— TEXTAUSZUG —

Walddörferbahn Hamburg

U-Bahn-Bau vor 100 Jahren: Die Walddörferbahn

Mit der Ringlinie (heute U3) hatte Hamburg nach Berlin als zweite Stadt in Deutschland zu Beginn des letzten Jahrhunderts eine U-Bahn erhalten. Damit wurde die Innenstadt gut erreichbar und die Zweiglinien nach Eimsbüttel und Rothenburgsort sollten zusätzlich die dicht besiedelten Arbeiterquartiere daran anschließen. Eine weitere Verbindung nach Ohlsdorf führte dagegen durch noch dünn besiedeltes Gebiet. Hier wurde weniger aus verkehrlicher Notwendigkeit, denn aus stadtplanerischer Weitsicht geplant und gebaut. Schließlich wuchs das Hamburger Stadtgebiet auch damals schon.


Haamburg U-Bahn-Plan und Ausbau 1912
U-Bahn-Plan Ringlinie und die Planungen der Zweiglinien, 1912

Die Walddörfer – Ein Stück Hamburg in Preußen

Daneben gab es schon früh U-Bahn-Planungen, bei denen auch staatspolitische Überlegungen eine Rolle spielten. So bat Carl Hagenbeck darum, die Zweiglinie nach Eimsbüttel über die Endhaltestelle Hellkamp hinaus zu verlängern, um seinen im Mai 1907 eröffneten Tierpark mit der U-Bahn erreichbar zu machen.
Keine schlechte Idee eigentlich, doch wenige hundert Meter hinter der Haltestelle endete Hamburg, während der Tierpark im preußischen Stellingen lag. Und da zu dieser Zeit bereits eine Straßenbahn zum Tierpark fuhr, gab es in Sachen U-Bahn nicht einmal ernsthafte Gespräche.

— AUSGELESENE EINTRÄGE —

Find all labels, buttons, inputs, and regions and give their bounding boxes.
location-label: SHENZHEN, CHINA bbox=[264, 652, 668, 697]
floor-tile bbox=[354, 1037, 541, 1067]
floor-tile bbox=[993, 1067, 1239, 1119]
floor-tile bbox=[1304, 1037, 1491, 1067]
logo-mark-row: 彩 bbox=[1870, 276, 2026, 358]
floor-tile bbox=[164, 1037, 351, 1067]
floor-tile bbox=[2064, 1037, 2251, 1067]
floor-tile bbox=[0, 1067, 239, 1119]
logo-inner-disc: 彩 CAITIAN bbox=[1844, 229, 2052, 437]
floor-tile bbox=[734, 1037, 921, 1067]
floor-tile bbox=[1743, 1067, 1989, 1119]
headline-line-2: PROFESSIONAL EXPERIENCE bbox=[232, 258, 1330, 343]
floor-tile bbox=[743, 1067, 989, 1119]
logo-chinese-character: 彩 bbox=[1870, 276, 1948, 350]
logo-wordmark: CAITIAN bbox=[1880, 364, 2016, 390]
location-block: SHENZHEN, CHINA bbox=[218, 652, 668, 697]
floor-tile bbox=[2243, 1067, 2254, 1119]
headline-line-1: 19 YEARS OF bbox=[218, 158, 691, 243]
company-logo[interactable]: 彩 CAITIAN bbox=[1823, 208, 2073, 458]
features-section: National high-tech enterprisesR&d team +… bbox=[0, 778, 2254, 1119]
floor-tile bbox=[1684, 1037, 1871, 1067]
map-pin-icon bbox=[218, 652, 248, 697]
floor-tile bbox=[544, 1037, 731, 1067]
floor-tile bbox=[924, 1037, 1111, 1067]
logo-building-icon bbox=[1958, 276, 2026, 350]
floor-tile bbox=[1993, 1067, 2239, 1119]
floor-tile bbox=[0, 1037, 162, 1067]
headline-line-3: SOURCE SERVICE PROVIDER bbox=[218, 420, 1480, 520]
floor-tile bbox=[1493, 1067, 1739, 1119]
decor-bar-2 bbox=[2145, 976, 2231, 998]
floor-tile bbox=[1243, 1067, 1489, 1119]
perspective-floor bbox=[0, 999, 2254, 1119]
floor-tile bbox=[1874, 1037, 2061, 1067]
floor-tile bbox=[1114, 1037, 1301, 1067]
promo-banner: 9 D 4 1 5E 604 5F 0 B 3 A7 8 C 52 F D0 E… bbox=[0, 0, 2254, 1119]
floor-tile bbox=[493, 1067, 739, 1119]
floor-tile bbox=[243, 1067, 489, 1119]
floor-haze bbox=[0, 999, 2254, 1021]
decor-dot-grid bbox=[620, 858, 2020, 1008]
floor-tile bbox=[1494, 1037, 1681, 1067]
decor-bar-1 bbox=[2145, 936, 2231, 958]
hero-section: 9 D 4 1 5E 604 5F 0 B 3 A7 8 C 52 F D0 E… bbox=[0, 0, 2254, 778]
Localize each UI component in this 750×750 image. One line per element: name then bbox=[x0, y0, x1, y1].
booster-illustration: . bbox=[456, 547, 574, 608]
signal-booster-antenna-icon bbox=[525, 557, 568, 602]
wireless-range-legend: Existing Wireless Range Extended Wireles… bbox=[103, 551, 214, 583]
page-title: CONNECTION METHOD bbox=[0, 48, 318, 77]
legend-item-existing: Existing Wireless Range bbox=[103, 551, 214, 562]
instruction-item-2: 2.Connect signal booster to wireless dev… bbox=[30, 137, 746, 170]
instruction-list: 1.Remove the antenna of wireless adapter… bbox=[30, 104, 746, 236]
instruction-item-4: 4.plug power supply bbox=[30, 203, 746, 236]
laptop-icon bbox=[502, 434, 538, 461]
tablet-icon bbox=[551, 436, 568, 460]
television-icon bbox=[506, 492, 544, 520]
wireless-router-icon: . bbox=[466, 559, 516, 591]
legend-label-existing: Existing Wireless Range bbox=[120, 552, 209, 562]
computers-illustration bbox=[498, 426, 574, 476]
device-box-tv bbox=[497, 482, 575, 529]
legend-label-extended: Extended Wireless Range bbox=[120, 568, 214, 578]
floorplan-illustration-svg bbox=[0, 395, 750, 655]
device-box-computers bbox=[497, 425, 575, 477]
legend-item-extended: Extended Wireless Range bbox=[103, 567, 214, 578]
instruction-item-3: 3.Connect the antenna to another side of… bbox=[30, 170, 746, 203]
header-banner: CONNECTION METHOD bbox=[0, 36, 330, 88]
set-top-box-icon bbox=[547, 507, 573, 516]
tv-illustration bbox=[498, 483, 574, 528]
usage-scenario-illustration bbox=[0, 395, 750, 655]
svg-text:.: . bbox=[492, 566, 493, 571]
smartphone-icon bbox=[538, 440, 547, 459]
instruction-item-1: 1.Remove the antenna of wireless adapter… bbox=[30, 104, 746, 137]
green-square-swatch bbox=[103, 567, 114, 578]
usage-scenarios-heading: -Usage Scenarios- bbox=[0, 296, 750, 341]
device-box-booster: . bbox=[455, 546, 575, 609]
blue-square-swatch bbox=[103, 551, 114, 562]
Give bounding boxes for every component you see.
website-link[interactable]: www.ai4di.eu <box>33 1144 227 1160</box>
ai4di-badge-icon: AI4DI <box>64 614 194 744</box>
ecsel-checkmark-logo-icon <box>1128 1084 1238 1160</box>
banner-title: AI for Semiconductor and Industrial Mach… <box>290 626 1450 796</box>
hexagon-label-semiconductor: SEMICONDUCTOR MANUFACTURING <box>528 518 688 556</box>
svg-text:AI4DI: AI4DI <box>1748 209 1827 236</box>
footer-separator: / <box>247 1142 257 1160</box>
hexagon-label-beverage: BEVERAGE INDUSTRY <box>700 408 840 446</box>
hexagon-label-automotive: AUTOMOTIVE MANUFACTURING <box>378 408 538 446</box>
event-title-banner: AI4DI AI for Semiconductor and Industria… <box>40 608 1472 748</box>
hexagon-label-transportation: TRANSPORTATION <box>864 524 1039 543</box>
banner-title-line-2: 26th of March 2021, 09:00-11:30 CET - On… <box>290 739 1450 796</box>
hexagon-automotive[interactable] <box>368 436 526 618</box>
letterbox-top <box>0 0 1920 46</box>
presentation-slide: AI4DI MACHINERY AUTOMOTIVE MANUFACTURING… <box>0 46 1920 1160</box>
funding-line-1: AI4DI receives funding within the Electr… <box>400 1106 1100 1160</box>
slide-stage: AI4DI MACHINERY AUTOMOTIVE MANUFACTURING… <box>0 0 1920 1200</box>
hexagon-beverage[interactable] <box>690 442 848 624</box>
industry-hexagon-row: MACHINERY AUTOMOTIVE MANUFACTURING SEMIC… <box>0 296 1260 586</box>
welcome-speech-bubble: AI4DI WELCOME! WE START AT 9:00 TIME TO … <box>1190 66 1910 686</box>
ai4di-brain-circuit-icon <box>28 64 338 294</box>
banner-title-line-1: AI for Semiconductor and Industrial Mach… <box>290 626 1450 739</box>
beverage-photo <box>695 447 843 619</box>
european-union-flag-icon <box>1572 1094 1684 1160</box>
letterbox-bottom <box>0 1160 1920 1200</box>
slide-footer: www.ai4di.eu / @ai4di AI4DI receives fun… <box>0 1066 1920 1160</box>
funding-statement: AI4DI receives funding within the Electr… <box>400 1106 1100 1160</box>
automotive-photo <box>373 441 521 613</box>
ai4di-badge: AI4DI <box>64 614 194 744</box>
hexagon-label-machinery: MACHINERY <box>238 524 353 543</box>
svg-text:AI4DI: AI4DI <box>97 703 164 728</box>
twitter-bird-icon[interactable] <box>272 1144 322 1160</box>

— ANWEISUNGEN —
a) Gib die Zeilen der Einträge unverändert wieder, vom Anfang der Einträge bis einschließlich der Zeile mit „floor-tile bbox=[743, 1067, 989, 1119]“.
b) Schreib den Text über die Hamburger Walddörferbahn dort weiter, wo er aufhört.
Der Text und die Einträge hängen inhaltlich nicht zusammen.

— ERGEBNISSE JE AUFGABE —
a)
Find all labels, buttons, inputs, and regions and give their bounding boxes.
location-label: SHENZHEN, CHINA bbox=[264, 652, 668, 697]
floor-tile bbox=[354, 1037, 541, 1067]
floor-tile bbox=[993, 1067, 1239, 1119]
floor-tile bbox=[1304, 1037, 1491, 1067]
logo-mark-row: 彩 bbox=[1870, 276, 2026, 358]
floor-tile bbox=[164, 1037, 351, 1067]
floor-tile bbox=[2064, 1037, 2251, 1067]
floor-tile bbox=[0, 1067, 239, 1119]
logo-inner-disc: 彩 CAITIAN bbox=[1844, 229, 2052, 437]
floor-tile bbox=[734, 1037, 921, 1067]
floor-tile bbox=[1743, 1067, 1989, 1119]
headline-line-2: PROFESSIONAL EXPERIENCE bbox=[232, 258, 1330, 343]
floor-tile bbox=[743, 1067, 989, 1119]

b)
Anders dagegen verlief es am anderen Ende Hamburgs, in den Walddörfern.  Seit dem Mittelalter gehörten die Gemeinden Großhansdorf/Schmalenbeck, Farmsen/Berne, Volksdorf, Wohldorf/Ohlstedt zwar schon zu Hamburg, lagen aber etwas ab vom Schuss als Exklaven in der preußischen Provinz Schleswig-Holstein. Um die politische Zugehörigkeit der Walddörfer jedoch ein für alle Mal zu manifestieren, setzte der Hamburgische Senat auf eine moderne Verkehrsanbindung der Walddörfer. Diese sollten schlichtweg näher an die Stadt heran wachsen.


Der Weg zur U-Bahn

Bis zu diesem Zeitpunkt war die Fahrt aus den Walddörfern nach Hamburg ziemlich umständlich. Seit 1898 gab es erste Bestrebungen, eine Straßenbahnverbindung einzurichten, die dann aber doch aus betriebswirtschaftlichen Gründen abgelehnt wurde. 1904 wurde schließlich eine straßenbahnähnliche Verbindung zwischen Volksdorf und Alt-Rahlstedt eingerichtet. Von hier aus war die Weiterfahrt nach Hamburg möglich.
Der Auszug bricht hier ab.